Exercise requirements:
Rewrite everything from the first row down to the line containing "sidebar-item-label: Dashboard (51, 109, 115, 125)", changing "Vector Database" to "Vector Store" and leaving every other part of those lines as it is.

Input for this task:
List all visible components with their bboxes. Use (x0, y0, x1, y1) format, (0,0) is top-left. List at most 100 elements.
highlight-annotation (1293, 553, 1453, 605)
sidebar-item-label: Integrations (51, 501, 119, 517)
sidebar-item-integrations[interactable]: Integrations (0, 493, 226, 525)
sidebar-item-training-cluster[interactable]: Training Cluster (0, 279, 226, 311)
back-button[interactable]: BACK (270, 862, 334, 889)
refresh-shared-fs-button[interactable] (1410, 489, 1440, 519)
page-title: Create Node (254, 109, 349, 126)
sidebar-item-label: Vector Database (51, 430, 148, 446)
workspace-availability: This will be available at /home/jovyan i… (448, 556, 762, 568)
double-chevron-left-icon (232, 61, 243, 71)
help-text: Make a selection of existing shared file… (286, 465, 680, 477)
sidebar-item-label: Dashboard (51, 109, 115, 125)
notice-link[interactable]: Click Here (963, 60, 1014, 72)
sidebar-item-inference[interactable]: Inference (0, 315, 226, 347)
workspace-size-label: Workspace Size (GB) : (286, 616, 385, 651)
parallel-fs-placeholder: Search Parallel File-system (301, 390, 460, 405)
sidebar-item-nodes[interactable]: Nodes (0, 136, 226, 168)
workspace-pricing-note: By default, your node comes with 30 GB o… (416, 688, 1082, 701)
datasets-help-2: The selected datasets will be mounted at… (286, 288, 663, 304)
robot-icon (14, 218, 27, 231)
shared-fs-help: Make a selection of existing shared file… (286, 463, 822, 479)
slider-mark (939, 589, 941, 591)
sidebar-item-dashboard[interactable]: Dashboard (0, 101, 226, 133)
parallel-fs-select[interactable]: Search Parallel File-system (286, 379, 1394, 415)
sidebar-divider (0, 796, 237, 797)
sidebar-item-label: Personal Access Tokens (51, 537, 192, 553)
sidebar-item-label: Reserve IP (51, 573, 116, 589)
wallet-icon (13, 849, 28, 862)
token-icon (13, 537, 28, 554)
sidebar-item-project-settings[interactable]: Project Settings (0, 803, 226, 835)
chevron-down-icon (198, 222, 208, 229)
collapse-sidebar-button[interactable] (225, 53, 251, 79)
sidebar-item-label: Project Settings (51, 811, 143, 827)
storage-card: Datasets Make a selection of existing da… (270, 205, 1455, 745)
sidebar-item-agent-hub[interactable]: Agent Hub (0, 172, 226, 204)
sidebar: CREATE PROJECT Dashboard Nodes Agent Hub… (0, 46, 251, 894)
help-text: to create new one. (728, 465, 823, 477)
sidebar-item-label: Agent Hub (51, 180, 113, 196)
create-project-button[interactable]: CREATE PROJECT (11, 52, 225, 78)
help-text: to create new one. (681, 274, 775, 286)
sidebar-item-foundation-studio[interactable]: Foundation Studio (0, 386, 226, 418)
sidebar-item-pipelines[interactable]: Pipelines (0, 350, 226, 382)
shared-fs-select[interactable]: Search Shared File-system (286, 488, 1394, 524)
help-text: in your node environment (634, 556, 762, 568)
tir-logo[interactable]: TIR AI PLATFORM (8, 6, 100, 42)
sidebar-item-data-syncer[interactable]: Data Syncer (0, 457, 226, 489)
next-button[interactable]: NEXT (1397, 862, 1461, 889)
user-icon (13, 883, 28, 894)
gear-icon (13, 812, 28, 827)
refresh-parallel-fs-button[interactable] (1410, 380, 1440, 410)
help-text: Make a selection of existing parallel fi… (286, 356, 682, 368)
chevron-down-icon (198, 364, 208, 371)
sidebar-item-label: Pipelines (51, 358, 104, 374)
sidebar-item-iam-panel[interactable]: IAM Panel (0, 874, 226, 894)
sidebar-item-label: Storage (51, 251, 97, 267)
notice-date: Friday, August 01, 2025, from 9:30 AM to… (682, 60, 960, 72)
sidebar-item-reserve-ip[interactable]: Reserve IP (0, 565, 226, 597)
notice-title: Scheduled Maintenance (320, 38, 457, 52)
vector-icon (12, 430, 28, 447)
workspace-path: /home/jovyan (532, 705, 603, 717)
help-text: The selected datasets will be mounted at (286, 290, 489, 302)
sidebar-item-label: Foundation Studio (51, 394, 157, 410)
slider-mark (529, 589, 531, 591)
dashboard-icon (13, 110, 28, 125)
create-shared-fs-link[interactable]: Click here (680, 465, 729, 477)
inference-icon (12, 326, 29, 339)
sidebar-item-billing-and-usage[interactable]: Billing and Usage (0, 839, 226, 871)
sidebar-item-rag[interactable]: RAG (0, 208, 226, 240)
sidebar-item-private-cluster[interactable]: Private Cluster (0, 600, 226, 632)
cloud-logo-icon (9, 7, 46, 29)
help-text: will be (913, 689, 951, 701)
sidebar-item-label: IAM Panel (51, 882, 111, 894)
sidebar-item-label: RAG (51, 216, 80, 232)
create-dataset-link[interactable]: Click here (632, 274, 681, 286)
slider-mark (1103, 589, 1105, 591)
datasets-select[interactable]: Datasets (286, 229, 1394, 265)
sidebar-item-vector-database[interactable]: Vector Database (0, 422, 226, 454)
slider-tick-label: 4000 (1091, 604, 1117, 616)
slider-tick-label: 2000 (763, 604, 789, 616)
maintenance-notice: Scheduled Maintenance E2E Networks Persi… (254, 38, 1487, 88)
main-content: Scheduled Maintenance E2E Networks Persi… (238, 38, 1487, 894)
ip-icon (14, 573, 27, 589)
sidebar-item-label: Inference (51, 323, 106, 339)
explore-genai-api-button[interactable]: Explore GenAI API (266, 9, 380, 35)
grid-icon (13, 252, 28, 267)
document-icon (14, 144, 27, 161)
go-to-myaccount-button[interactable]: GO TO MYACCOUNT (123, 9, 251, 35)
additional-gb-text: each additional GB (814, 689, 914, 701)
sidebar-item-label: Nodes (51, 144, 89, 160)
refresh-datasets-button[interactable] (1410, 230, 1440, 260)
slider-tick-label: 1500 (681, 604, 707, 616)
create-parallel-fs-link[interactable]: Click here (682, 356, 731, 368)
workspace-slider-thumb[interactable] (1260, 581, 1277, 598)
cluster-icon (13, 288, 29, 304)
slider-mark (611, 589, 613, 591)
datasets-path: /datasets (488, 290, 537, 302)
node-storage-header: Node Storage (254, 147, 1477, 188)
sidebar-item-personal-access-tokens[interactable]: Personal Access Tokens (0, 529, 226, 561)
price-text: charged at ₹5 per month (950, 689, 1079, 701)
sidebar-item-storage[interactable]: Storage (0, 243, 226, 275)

Task result:
List all visible components with their bboxes. Use (x0, y0, x1, y1) format, (0,0) is top-left. List at most 100 elements.
highlight-annotation (1293, 553, 1453, 605)
sidebar-item-label: Integrations (51, 501, 119, 517)
sidebar-item-integrations[interactable]: Integrations (0, 493, 226, 525)
sidebar-item-training-cluster[interactable]: Training Cluster (0, 279, 226, 311)
back-button[interactable]: BACK (270, 862, 334, 889)
refresh-shared-fs-button[interactable] (1410, 489, 1440, 519)
page-title: Create Node (254, 109, 349, 126)
sidebar-item-label: Vector Store (51, 430, 148, 446)
workspace-availability: This will be available at /home/jovyan i… (448, 556, 762, 568)
double-chevron-left-icon (232, 61, 243, 71)
help-text: Make a selection of existing shared file… (286, 465, 680, 477)
sidebar-item-label: Dashboard (51, 109, 115, 125)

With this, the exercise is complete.